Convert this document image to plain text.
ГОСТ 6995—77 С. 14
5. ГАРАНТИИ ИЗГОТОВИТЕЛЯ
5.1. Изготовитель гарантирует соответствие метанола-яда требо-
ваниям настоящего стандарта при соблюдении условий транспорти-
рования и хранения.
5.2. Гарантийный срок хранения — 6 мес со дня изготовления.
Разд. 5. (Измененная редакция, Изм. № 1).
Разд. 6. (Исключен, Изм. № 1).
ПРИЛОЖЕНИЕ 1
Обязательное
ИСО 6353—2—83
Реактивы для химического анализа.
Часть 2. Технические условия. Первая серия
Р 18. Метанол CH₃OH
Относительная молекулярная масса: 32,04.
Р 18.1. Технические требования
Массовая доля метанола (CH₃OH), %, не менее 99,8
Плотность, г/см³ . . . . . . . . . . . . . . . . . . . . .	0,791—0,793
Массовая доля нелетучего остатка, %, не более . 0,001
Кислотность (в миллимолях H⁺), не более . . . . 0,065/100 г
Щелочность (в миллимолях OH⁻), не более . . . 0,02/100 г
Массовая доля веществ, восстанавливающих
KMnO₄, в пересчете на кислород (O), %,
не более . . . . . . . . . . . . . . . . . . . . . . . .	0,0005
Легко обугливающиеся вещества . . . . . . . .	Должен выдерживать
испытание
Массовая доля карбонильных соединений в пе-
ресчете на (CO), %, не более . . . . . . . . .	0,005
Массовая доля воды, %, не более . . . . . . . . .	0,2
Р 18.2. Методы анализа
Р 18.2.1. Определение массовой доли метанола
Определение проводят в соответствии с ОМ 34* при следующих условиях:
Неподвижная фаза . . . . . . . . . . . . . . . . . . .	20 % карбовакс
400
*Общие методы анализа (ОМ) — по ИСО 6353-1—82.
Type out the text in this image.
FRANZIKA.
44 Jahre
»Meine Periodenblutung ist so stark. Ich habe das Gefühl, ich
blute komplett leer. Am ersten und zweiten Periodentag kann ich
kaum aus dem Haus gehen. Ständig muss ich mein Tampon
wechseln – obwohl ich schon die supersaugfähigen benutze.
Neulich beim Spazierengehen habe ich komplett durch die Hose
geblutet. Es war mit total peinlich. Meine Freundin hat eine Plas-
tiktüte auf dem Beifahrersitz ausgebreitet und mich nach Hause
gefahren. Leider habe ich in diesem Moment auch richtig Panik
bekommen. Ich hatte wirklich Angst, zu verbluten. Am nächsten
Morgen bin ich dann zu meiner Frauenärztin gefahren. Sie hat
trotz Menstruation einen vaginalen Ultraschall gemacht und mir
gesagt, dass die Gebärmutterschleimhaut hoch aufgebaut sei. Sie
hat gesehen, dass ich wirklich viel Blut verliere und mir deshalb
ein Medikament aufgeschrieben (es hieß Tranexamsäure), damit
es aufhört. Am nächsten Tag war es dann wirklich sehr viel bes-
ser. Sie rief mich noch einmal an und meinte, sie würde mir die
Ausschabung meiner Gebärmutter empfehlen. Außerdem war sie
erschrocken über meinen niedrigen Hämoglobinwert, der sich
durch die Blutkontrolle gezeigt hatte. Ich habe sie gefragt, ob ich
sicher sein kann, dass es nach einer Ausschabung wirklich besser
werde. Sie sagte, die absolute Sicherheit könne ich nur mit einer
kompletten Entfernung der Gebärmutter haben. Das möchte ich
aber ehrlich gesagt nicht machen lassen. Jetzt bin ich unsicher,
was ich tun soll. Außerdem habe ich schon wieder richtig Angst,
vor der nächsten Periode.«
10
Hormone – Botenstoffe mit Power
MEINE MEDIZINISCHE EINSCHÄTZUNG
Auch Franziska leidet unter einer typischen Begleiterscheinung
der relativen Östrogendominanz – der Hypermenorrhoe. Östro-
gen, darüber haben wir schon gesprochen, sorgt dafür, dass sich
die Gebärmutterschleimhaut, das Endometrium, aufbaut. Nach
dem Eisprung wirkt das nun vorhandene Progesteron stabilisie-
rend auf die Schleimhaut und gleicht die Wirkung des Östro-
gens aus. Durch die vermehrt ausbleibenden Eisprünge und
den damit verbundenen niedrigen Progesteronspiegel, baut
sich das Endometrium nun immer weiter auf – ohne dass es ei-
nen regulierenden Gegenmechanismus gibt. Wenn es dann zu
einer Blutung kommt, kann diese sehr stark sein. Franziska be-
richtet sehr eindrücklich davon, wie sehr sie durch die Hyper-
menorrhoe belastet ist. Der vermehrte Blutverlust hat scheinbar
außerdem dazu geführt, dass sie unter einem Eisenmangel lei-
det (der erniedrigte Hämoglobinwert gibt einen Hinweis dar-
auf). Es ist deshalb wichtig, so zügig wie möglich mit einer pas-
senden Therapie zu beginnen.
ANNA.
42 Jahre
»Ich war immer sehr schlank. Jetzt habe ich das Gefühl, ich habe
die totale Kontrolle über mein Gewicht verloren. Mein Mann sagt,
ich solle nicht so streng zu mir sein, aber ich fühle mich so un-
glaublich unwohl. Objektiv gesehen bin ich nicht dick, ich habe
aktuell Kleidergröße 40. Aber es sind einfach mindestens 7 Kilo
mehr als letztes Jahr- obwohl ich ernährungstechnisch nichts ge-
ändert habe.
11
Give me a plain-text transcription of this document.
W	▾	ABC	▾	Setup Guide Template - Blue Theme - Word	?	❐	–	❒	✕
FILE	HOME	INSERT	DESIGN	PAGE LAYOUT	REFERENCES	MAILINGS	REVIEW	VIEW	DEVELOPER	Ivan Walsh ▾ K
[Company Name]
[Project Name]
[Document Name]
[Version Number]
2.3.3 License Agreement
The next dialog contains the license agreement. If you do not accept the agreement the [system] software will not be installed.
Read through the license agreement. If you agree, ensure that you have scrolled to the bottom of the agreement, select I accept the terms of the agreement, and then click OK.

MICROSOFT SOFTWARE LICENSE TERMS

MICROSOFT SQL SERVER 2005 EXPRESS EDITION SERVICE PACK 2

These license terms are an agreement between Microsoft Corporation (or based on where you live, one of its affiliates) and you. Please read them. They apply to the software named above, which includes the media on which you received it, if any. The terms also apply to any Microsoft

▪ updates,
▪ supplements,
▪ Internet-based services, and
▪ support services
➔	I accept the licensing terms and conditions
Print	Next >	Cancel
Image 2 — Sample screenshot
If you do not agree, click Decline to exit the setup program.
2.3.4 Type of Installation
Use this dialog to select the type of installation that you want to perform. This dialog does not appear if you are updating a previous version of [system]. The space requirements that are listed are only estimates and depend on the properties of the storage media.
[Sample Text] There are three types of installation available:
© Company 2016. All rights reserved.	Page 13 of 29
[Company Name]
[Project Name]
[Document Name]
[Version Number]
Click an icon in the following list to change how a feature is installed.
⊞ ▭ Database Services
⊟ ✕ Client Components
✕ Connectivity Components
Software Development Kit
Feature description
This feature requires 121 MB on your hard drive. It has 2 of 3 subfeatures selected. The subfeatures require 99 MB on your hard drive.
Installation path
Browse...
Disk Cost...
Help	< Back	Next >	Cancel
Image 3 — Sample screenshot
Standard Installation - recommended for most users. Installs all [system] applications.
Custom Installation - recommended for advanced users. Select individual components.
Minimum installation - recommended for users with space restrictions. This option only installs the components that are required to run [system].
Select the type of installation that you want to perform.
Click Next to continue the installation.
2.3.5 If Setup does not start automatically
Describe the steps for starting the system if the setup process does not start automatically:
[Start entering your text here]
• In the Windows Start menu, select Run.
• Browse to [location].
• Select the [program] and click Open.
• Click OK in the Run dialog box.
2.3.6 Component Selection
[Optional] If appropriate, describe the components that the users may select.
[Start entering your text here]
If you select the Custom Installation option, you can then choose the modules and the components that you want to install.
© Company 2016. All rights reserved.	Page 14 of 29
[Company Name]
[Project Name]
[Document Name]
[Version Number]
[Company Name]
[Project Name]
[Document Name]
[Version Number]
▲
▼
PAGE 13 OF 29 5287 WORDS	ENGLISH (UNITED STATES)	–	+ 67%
- - -
Determine how many lines contain the word "program" and reply with that number alone.

• [SOLUTION] 2